SET PROBLEM: Pictures do not belong in the copy, so please give every entry below again exactly.

LISTED RECORDS:

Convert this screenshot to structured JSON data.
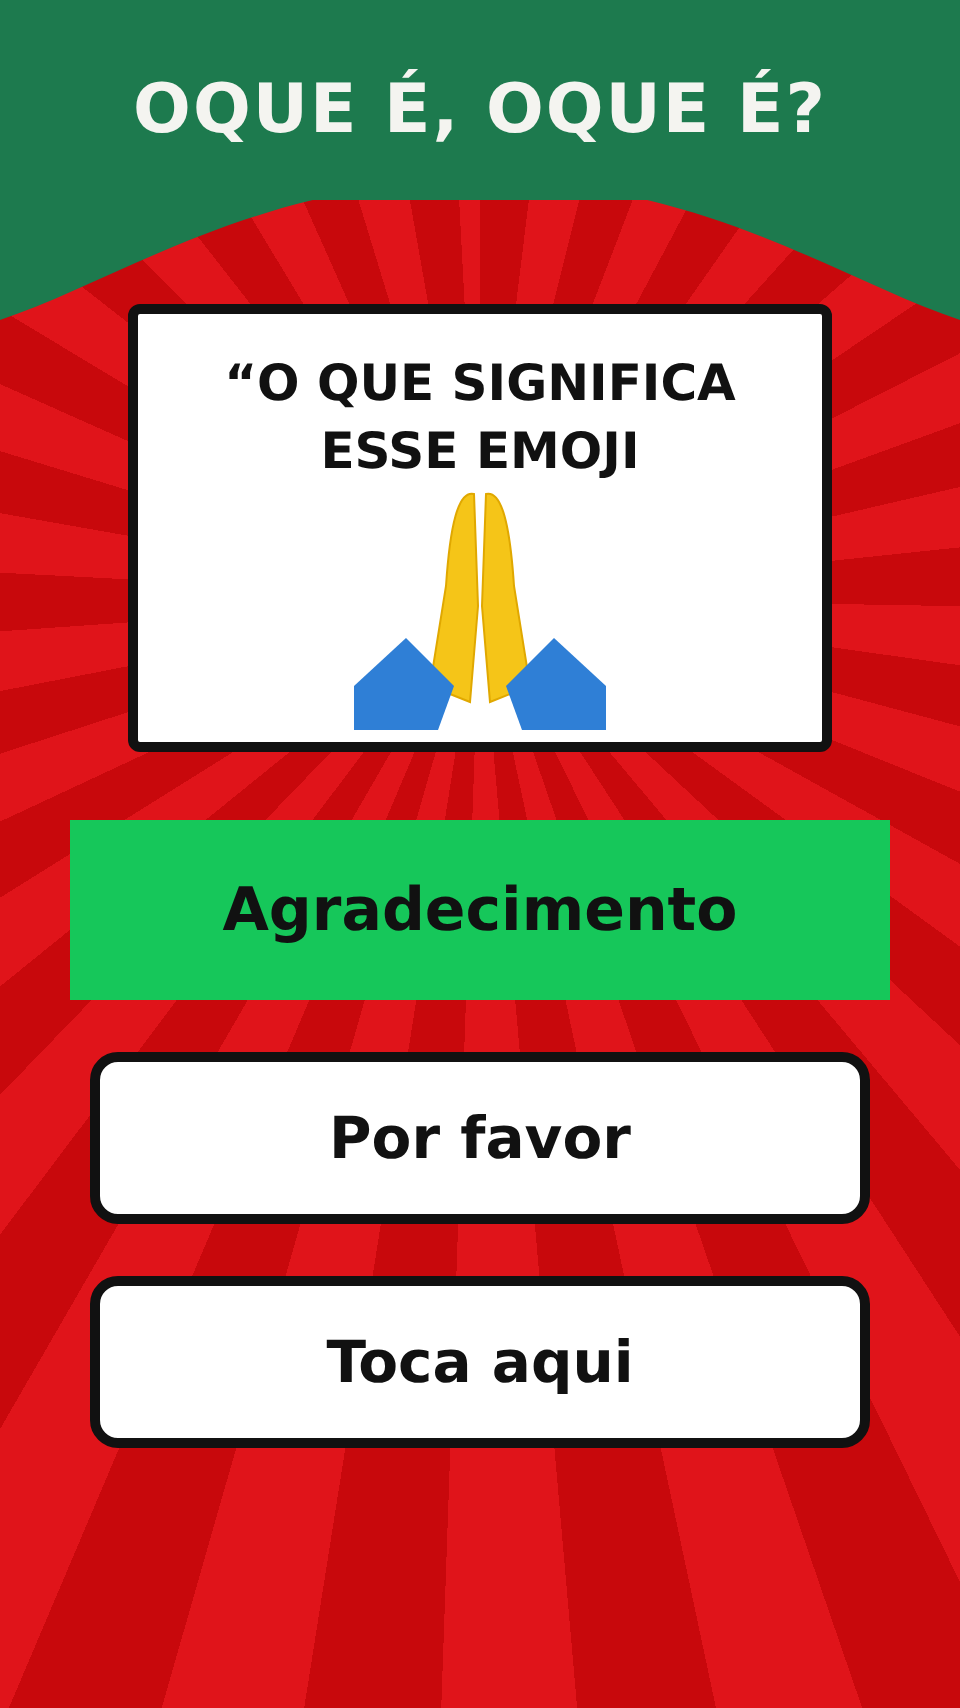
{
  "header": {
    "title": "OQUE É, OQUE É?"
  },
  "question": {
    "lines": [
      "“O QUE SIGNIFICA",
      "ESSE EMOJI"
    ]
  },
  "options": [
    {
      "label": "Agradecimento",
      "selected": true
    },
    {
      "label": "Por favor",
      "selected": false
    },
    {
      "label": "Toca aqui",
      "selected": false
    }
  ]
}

TASK RESPONSE:
Convert this screenshot to structured JSON data.
{
  "header": {
    "title": "OQUE É, OQUE É?"
  },
  "question": {
    "lines": [
      "“O QUE SIGNIFICA",
      "ESSE EMOJI"
    ]
  },
  "options": [
    {
      "label": "Agradecimento",
      "selected": true
    },
    {
      "label": "Por favor",
      "selected": false
    },
    {
      "label": "Toca aqui",
      "selected": false
    }
  ]
}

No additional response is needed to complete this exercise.